##### TEXTO

Con la liberación de Assange se rescata también la libertad de expresión conculcada por EE.UU. y Reino Unido y queda una vez demostrado que el periodismo ético y responsable como contrapoder es necesariamente un ejercicio incómodo. Assange es la evidencia más notoria de esa incomodidad y la valentía que hace falta para ejercerlo. La incomodidad del periodismo serio que hace de contrapoder de gobiernos, pero también de las oligarquías financieras y de los directivos mediáticos coludidos con estas élites codiciosas y sin escrúpulos, no es una declaración.
El ejercicio serio de un periodismo incómodo supone un alto precio. Una factura costosísima que, en algunos casos, implica la pérdida de libertad. Atreverse a decir ciertas cosas supone enfrentar también la reacción de estos poderes. No sólo en el periodismo, sino también en la política. Las campañas para silenciar a esos incómodos vienen en distintas formas e intensidades y es preciso reconocerlas porque no es un tema de afinidades ideológicas, sino de reconocimiento de que decir ciertas cosas que están prohibidas de ser expresadas supone un alto precio que siempre ha de ser pagado en colectivo.
La solidaridad internacional ha sido fundamental para ejercer presión durante todos estos años. Es verdad que hoy muchos dirán que se alegran con la noticia, pero es también de justicia reconocer a quienes desde el primer momento, cuando era también incómodo posicionarse con Assange, nunca lo dudaron. Si el poder nos encuentra solos, gana.

##########
##### REGISTROS

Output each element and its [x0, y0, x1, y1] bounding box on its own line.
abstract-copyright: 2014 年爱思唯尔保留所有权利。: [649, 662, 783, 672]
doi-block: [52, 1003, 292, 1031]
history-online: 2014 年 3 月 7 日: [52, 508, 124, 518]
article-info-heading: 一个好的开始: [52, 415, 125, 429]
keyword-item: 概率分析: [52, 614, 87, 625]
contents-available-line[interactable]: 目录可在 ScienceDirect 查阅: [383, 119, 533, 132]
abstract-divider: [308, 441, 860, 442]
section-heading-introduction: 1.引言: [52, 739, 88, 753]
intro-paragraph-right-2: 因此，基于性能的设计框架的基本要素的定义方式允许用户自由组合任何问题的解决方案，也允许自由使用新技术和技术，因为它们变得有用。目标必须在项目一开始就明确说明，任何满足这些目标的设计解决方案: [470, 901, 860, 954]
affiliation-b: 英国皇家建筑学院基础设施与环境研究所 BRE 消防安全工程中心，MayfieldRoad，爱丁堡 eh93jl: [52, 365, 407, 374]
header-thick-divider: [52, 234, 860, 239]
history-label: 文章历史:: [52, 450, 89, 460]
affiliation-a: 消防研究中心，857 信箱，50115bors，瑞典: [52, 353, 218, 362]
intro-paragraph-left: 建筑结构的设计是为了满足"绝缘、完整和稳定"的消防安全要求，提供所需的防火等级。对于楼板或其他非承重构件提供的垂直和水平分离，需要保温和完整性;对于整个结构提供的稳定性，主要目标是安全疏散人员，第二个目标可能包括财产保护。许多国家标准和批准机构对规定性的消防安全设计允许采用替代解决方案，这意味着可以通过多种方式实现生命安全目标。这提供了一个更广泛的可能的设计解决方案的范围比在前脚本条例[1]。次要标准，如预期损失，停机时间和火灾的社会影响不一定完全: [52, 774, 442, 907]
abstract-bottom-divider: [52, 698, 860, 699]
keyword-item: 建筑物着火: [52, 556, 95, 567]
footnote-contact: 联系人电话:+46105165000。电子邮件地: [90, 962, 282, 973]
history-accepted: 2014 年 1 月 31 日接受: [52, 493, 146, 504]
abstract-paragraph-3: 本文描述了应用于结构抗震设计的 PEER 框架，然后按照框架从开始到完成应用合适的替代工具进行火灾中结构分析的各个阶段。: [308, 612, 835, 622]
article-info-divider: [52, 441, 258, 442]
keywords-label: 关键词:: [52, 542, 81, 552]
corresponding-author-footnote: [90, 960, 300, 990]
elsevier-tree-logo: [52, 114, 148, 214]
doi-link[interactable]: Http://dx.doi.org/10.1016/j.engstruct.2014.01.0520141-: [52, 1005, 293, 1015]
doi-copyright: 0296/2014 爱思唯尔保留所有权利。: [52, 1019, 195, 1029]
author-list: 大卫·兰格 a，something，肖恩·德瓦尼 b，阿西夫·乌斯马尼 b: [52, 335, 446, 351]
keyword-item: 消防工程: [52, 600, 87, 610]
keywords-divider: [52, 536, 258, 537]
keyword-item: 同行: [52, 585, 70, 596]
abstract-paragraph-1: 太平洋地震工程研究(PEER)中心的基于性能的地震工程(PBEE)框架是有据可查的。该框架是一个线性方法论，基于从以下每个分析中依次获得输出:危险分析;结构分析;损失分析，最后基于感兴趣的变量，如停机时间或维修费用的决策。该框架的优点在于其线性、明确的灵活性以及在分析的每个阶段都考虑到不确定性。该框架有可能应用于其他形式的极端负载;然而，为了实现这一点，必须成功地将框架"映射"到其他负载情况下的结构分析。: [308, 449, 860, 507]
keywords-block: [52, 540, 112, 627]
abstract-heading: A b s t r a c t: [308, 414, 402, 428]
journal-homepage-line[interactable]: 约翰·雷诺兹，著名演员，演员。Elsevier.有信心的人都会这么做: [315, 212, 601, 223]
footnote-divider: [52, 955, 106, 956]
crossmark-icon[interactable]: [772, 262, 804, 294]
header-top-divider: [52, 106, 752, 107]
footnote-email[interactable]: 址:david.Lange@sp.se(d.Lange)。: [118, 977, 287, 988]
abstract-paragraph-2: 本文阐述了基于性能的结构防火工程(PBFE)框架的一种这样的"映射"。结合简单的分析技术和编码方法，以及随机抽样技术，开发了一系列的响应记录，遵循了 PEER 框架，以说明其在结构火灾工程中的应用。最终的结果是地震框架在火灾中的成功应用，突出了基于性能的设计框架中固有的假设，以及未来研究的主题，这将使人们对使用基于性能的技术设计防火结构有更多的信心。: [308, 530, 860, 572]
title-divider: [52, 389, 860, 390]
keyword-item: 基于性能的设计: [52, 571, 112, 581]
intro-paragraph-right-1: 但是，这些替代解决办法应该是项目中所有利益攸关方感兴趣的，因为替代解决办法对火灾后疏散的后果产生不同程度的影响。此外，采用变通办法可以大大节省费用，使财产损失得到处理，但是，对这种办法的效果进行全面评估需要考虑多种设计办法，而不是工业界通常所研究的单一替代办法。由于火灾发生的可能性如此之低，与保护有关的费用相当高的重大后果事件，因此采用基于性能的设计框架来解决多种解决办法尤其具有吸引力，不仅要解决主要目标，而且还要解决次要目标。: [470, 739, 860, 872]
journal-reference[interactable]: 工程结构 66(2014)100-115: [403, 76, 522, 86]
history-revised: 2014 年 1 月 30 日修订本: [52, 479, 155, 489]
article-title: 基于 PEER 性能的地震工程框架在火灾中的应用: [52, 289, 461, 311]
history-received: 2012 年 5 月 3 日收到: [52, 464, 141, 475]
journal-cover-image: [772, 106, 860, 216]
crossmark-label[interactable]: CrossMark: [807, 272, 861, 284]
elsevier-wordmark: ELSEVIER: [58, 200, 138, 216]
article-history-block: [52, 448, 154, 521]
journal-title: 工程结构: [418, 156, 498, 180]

##########

▶ **TAREA ASIGNADA 1**:
Transcribe del texto sobre Assange el fragmento que empieza en las palabras "Con la liberación" y termina después de "es una declaración.".
▶ **TAREA ASIGNADA 2**:
Según el texto sobre Assange, ¿qué ha sido fundamental para ejercer presión durante todos estos años?
▶ **TAREA ASIGNADA 3**:
Prosigue el texto sobre Assange a partir de su última oración.
Los registros no guardan ninguna relación con el texto.

▶ **RESPUESTA ESCRITA 1**:
Con la liberación de Assange se rescata también la libertad de expresión conculcada por EE.UU. y Reino Unido y queda una vez demostrado que el periodismo ético y responsable como contrapoder es necesariamente un ejercicio incómodo. Assange es la evidencia más notoria de esa incomodidad y la valentía que hace falta para ejercerlo. La incomodidad del periodismo serio que hace de contrapoder de gobiernos, pero también de las oligarquías financieras y de los directivos mediáticos coludidos con estas élites codiciosas y sin escrúpulos, no es una declaración.

▶ **RESPUESTA ESCRITA 2**:
La solidaridad internacional.

▶ **RESPUESTA ESCRITA 3**:
Hoy toca reconocer no sólo a los periodistas que salieron en su defensa y pidieron su libertad, o su familia que nunca dejó de luchar, o sus compañeros en WikiLeaks como es el caso de Kristinn Hrafnsson, jefe redactor de esta plataforma virtual. También hay que reconocer al expresidente ecuatoriano Rafael Correa Delgado, quien con mucha oposición internacional, se atrevió a conceder el asilo a un personaje que era buscado por ejercer no sólo su libertad de expresión, sino por defender el derecho a la información relevante sobre lo que hacen ciertas potencias que luego van de demócratas por el mundo. Correa fue clave en el cuidado de ese derecho. Hay que reconocer a quienes no se pusieron de perfil cuando era lo más rentable políticamente.
A estas horas Julian Assange ya es libre. No pensamos, a lo mejor, que llegaría el día en que dejáramos de gritar “Libertad para Assange” como un deseo, para pasar a hacerlo como una realidad.
Por eso Assange es un héroe mundial de la transparencia, la libertad de expresión y el derecho a la información, y su liberación pone fin a una de las más aberrantes injusticias que se hayan cometido en contra de un informador resuelto a llevar hasta sus últimas consecuencias, y a costa del sacrificio propio, la lucha por la verdad.